> _What is asked_
Take each line that has the word "nMaterials" and return it.

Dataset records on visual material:
****

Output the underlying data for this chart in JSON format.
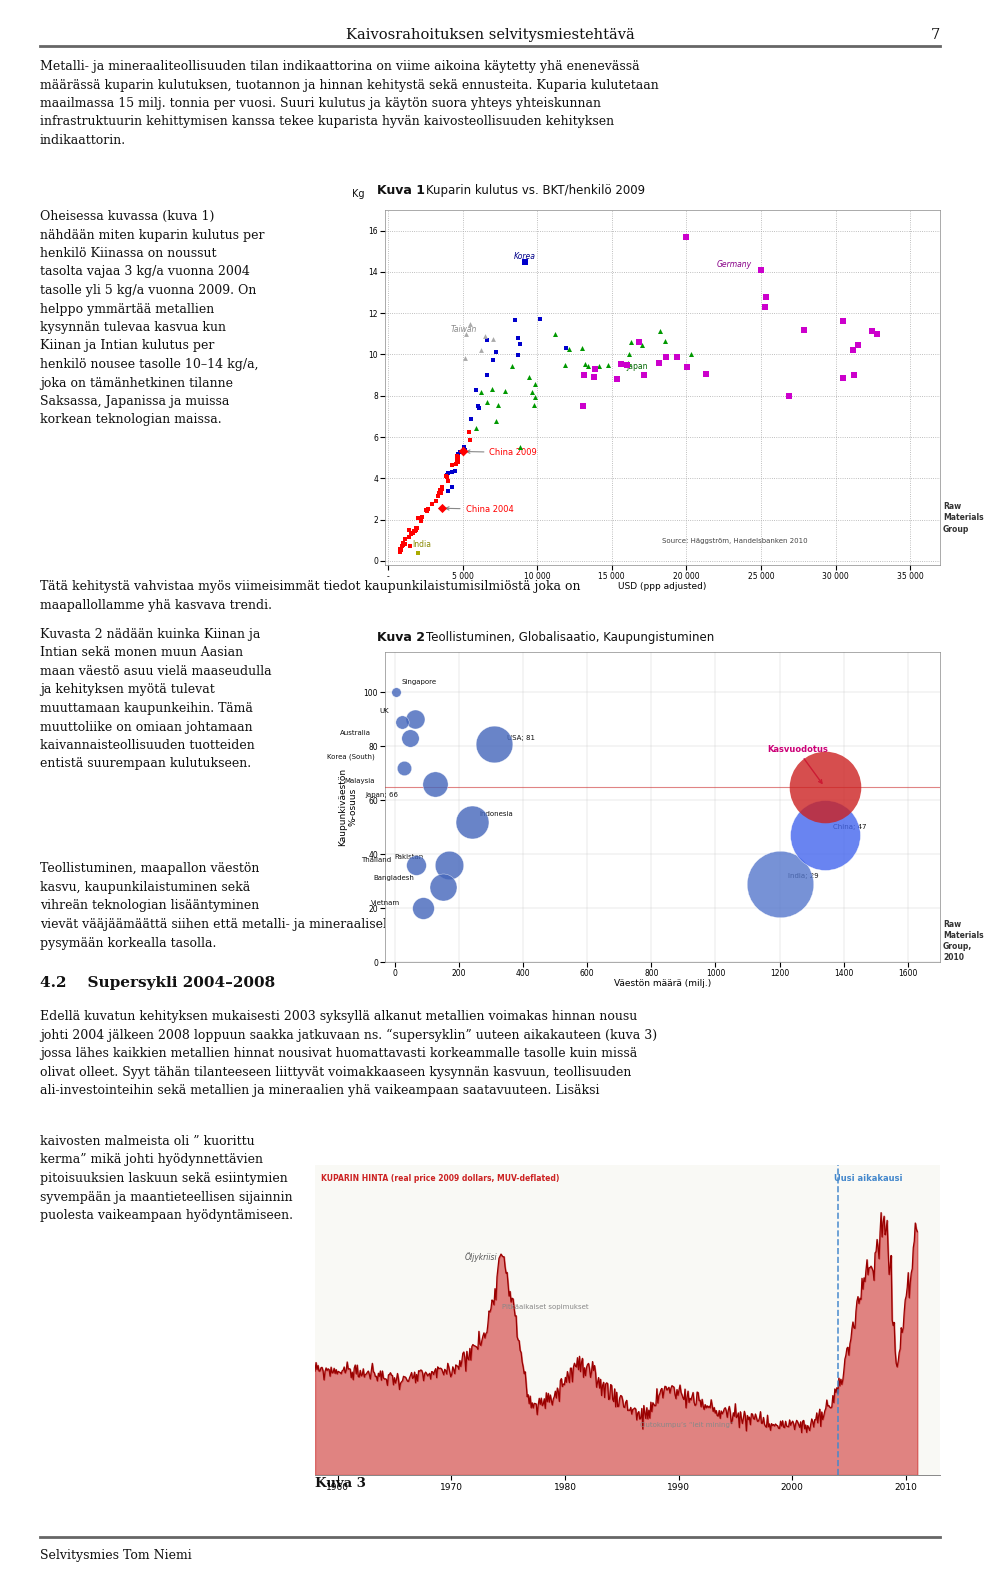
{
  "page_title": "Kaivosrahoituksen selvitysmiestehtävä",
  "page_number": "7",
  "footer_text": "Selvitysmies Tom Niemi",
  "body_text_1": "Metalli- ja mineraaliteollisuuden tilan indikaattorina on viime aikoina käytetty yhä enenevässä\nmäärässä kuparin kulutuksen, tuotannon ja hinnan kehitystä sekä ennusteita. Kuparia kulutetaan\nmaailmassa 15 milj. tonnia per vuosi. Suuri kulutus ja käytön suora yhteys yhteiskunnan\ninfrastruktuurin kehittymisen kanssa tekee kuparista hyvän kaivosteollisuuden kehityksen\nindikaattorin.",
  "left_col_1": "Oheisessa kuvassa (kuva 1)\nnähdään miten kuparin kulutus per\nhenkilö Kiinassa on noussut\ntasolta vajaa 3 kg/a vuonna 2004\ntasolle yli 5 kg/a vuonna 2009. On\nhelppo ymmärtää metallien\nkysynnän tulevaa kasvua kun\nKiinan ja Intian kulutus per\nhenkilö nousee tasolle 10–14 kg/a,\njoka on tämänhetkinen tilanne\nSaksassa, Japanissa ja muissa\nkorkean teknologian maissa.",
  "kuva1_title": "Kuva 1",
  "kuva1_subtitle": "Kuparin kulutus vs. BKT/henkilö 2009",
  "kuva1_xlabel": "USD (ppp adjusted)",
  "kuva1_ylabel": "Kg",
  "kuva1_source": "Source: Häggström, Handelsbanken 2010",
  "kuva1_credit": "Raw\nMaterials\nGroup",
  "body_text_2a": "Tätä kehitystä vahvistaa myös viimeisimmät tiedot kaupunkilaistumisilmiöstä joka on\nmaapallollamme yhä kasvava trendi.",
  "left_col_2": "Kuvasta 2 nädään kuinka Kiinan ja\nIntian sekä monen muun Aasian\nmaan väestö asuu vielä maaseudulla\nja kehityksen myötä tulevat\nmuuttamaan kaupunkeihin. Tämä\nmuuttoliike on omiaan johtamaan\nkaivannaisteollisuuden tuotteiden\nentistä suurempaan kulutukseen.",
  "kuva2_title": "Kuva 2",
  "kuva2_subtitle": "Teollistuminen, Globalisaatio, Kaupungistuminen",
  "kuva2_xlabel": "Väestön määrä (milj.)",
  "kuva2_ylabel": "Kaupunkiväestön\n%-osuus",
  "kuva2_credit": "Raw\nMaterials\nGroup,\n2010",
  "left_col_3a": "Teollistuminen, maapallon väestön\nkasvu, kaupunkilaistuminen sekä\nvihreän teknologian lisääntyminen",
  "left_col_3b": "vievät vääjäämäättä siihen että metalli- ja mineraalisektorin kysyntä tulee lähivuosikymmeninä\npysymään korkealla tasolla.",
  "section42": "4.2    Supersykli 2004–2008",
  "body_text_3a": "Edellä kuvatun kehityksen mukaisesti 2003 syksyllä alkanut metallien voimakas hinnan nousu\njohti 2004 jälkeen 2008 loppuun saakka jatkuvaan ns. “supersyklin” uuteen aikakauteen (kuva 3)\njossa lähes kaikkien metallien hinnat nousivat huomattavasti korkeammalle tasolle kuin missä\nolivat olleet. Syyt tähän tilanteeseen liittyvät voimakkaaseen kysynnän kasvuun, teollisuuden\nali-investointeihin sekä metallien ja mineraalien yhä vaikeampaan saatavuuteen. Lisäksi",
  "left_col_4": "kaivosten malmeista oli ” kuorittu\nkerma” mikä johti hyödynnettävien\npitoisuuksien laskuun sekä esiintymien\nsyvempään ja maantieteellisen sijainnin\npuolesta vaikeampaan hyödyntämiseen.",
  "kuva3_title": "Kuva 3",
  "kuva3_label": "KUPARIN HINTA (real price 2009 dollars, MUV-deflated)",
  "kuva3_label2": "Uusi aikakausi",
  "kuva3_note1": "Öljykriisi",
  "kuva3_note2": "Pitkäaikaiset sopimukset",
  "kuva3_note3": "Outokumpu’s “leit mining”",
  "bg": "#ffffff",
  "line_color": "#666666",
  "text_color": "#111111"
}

****

> _Answer to the exercise_
  "kuva1_credit": "Raw\nMaterials\nGroup",
  "kuva2_credit": "Raw\nMaterials\nGroup,\n2010",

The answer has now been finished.